INSTRUCTIONS FOR THE TASK
Please write out the material below exactly as given.

DATA ROWS
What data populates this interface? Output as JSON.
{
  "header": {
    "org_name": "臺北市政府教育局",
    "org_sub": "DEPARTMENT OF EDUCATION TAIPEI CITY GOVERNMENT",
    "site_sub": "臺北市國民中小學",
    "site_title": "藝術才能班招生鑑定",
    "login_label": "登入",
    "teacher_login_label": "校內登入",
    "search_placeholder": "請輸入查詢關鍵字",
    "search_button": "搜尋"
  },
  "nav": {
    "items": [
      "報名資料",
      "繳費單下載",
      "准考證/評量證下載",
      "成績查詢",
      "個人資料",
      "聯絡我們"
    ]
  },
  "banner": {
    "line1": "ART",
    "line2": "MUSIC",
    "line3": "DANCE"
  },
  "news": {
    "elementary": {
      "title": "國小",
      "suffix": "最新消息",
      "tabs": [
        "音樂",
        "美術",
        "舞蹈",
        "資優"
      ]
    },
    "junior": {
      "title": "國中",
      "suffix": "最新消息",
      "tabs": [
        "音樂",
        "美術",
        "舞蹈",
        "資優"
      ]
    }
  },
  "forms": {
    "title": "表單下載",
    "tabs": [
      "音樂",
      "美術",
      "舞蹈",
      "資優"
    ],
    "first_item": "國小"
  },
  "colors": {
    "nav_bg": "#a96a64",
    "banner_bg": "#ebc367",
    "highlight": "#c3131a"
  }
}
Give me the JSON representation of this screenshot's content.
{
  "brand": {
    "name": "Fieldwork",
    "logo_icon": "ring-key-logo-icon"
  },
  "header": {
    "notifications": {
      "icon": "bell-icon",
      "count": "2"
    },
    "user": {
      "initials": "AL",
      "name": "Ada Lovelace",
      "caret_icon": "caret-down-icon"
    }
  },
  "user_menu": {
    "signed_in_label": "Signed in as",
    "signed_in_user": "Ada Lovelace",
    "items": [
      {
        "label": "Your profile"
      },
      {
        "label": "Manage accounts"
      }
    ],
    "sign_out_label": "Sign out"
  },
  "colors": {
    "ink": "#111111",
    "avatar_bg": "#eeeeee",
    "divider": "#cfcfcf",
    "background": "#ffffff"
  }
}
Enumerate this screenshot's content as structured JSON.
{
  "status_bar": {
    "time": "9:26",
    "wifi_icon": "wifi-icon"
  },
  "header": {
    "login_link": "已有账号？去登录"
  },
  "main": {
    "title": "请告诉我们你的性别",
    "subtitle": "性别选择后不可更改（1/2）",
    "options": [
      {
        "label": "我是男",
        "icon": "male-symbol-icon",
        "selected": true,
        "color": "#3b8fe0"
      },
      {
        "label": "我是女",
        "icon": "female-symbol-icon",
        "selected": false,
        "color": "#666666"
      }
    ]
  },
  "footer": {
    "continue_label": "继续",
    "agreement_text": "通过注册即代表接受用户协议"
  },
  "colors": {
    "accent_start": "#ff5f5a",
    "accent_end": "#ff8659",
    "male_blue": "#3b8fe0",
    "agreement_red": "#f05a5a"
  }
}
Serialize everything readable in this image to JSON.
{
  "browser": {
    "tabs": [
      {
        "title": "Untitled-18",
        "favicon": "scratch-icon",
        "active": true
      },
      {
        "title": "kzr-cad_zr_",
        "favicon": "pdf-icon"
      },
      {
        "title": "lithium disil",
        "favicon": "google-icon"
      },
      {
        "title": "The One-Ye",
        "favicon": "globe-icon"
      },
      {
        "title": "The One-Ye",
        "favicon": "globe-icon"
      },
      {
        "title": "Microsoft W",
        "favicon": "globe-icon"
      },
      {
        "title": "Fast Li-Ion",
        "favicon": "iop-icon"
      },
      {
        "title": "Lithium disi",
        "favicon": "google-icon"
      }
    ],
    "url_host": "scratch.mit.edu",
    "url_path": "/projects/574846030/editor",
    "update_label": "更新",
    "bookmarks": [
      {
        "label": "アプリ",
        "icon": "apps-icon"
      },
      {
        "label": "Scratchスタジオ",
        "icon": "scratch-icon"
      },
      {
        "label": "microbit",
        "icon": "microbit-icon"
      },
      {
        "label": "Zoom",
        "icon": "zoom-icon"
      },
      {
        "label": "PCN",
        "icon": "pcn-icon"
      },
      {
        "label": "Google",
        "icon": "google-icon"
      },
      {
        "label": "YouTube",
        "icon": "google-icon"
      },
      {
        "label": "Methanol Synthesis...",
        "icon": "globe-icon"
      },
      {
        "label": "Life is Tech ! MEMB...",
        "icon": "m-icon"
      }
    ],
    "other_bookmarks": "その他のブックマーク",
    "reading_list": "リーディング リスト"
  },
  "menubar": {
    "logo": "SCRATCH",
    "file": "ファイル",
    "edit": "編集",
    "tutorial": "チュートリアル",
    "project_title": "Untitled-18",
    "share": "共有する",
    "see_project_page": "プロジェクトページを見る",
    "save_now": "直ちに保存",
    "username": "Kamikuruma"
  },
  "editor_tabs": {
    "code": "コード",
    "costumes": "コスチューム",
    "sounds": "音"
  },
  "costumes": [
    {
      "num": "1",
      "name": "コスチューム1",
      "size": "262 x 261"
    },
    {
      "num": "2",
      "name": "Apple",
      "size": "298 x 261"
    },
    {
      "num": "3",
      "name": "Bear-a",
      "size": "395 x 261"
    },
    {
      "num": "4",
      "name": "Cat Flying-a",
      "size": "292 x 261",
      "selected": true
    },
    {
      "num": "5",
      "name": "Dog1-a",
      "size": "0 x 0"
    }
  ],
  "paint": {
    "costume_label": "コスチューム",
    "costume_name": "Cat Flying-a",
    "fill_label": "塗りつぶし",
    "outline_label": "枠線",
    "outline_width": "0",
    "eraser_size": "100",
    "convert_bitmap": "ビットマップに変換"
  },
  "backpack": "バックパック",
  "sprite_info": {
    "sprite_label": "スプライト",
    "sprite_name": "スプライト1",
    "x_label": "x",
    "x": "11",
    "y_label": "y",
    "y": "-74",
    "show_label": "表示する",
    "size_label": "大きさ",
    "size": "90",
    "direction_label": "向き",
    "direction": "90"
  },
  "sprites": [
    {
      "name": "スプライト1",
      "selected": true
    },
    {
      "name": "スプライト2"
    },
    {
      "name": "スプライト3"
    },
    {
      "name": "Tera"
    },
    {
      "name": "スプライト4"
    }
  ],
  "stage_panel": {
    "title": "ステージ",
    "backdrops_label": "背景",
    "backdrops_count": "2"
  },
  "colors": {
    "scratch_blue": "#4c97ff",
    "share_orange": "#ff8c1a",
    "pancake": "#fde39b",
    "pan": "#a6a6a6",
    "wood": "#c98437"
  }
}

RESPONSE BELOW
What data populates this interface? Output as JSON.
{
  "header": {
    "org_name": "臺北市政府教育局",
    "org_sub": "DEPARTMENT OF EDUCATION TAIPEI CITY GOVERNMENT",
    "site_sub": "臺北市國民中小學",
    "site_title": "藝術才能班招生鑑定",
    "login_label": "登入",
    "teacher_login_label": "校內登入",
    "search_placeholder": "請輸入查詢關鍵字",
    "search_button": "搜尋"
  },
  "nav": {
    "items": [
      "報名資料",
      "繳費單下載",
      "准考證/評量證下載",
      "成績查詢",
      "個人資料",
      "聯絡我們"
    ]
  },
  "banner": {
    "line1": "ART",
    "line2": "MUSIC",
    "line3": "DANCE"
  },
  "news": {
    "elementary": {
      "title": "國小",
      "suffix": "最新消息",
      "tabs": [
        "音樂",
        "美術",
        "舞蹈",
        "資優"
      ]
    },
    "junior": {
      "title": "國中",
      "suffix": "最新消息",
      "tabs": [
        "音樂",
        "美術",
        "舞蹈",
        "資優"
      ]
    }
  },
  "forms": {
    "title": "表單下載",
    "tabs": [
      "音樂",
      "美術",
      "舞蹈",
      "資優"
    ],
    "first_item": "國小"
  },
  "colors": {
    "nav_bg": "#a96a64",
    "banner_bg": "#ebc367",
    "highlight": "#c3131a"
  }
}
Give me the JSON representation of this screenshot's content.
{
  "brand": {
    "name": "Fieldwork",
    "logo_icon": "ring-key-logo-icon"
  },
  "header": {
    "notifications": {
      "icon": "bell-icon",
      "count": "2"
    },
    "user": {
      "initials": "AL",
      "name": "Ada Lovelace",
      "caret_icon": "caret-down-icon"
    }
  },
  "user_menu": {
    "signed_in_label": "Signed in as",
    "signed_in_user": "Ada Lovelace",
    "items": [
      {
        "label": "Your profile"
      },
      {
        "label": "Manage accounts"
      }
    ],
    "sign_out_label": "Sign out"
  },
  "colors": {
    "ink": "#111111",
    "avatar_bg": "#eeeeee",
    "divider": "#cfcfcf",
    "background": "#ffffff"
  }
}
Enumerate this screenshot's content as structured JSON.
{
  "status_bar": {
    "time": "9:26",
    "wifi_icon": "wifi-icon"
  },
  "header": {
    "login_link": "已有账号？去登录"
  },
  "main": {
    "title": "请告诉我们你的性别",
    "subtitle": "性别选择后不可更改（1/2）",
    "options": [
      {
        "label": "我是男",
        "icon": "male-symbol-icon",
        "selected": true,
        "color": "#3b8fe0"
      },
      {
        "label": "我是女",
        "icon": "female-symbol-icon",
        "selected": false,
        "color": "#666666"
      }
    ]
  },
  "footer": {
    "continue_label": "继续",
    "agreement_text": "通过注册即代表接受用户协议"
  },
  "colors": {
    "accent_start": "#ff5f5a",
    "accent_end": "#ff8659",
    "male_blue": "#3b8fe0",
    "agreement_red": "#f05a5a"
  }
}
Serialize everything readable in this image to JSON.
{
  "browser": {
    "tabs": [
      {
        "title": "Untitled-18",
        "favicon": "scratch-icon",
        "active": true
      },
      {
        "title": "kzr-cad_zr_",
        "favicon": "pdf-icon"
      },
      {
        "title": "lithium disil",
        "favicon": "google-icon"
      },
      {
        "title": "The One-Ye",
        "favicon": "globe-icon"
      },
      {
        "title": "The One-Ye",
        "favicon": "globe-icon"
      },
      {
        "title": "Microsoft W",
        "favicon": "globe-icon"
      },
      {
        "title": "Fast Li-Ion",
        "favicon": "iop-icon"
      },
      {
        "title": "Lithium disi",
        "favicon": "google-icon"
      }
    ],
    "url_host": "scratch.mit.edu",
    "url_path": "/projects/574846030/editor",
    "update_label": "更新",
    "bookmarks": [
      {
        "label": "アプリ",
        "icon": "apps-icon"
      },
      {
        "label": "Scratchスタジオ",
        "icon": "scratch-icon"
      },
      {
        "label": "microbit",
        "icon": "microbit-icon"
      },
      {
        "label": "Zoom",
        "icon": "zoom-icon"
      },
      {
        "label": "PCN",
        "icon": "pcn-icon"
      },
      {
        "label": "Google",
        "icon": "google-icon"
      },
      {
        "label": "YouTube",
        "icon": "google-icon"
      },
      {
        "label": "Methanol Synthesis...",
        "icon": "globe-icon"
      },
      {
        "label": "Life is Tech ! MEMB...",
        "icon": "m-icon"
      }
    ],
    "other_bookmarks": "その他のブックマーク",
    "reading_list": "リーディング リスト"
  },
  "menubar": {
    "logo": "SCRATCH",
    "file": "ファイル",
    "edit": "編集",
    "tutorial": "チュートリアル",
    "project_title": "Untitled-18",
    "share": "共有する",
    "see_project_page": "プロジェクトページを見る",
    "save_now": "直ちに保存",
    "username": "Kamikuruma"
  },
  "editor_tabs": {
    "code": "コード",
    "costumes": "コスチューム",
    "sounds": "音"
  },
  "costumes": [
    {
      "num": "1",
      "name": "コスチューム1",
      "size": "262 x 261"
    },
    {
      "num": "2",
      "name": "Apple",
      "size": "298 x 261"
    },
    {
      "num": "3",
      "name": "Bear-a",
      "size": "395 x 261"
    },
    {
      "num": "4",
      "name": "Cat Flying-a",
      "size": "292 x 261",
      "selected": true
    },
    {
      "num": "5",
      "name": "Dog1-a",
      "size": "0 x 0"
    }
  ],
  "paint": {
    "costume_label": "コスチューム",
    "costume_name": "Cat Flying-a",
    "fill_label": "塗りつぶし",
    "outline_label": "枠線",
    "outline_width": "0",
    "eraser_size": "100",
    "convert_bitmap": "ビットマップに変換"
  },
  "backpack": "バックパック",
  "sprite_info": {
    "sprite_label": "スプライト",
    "sprite_name": "スプライト1",
    "x_label": "x",
    "x": "11",
    "y_label": "y",
    "y": "-74",
    "show_label": "表示する",
    "size_label": "大きさ",
    "size": "90",
    "direction_label": "向き",
    "direction": "90"
  },
  "sprites": [
    {
      "name": "スプライト1",
      "selected": true
    },
    {
      "name": "スプライト2"
    },
    {
      "name": "スプライト3"
    },
    {
      "name": "Tera"
    },
    {
      "name": "スプライト4"
    }
  ],
  "stage_panel": {
    "title": "ステージ",
    "backdrops_label": "背景",
    "backdrops_count": "2"
  },
  "colors": {
    "scratch_blue": "#4c97ff",
    "share_orange": "#ff8c1a",
    "pancake": "#fde39b",
    "pan": "#a6a6a6",
    "wood": "#c98437"
  }
}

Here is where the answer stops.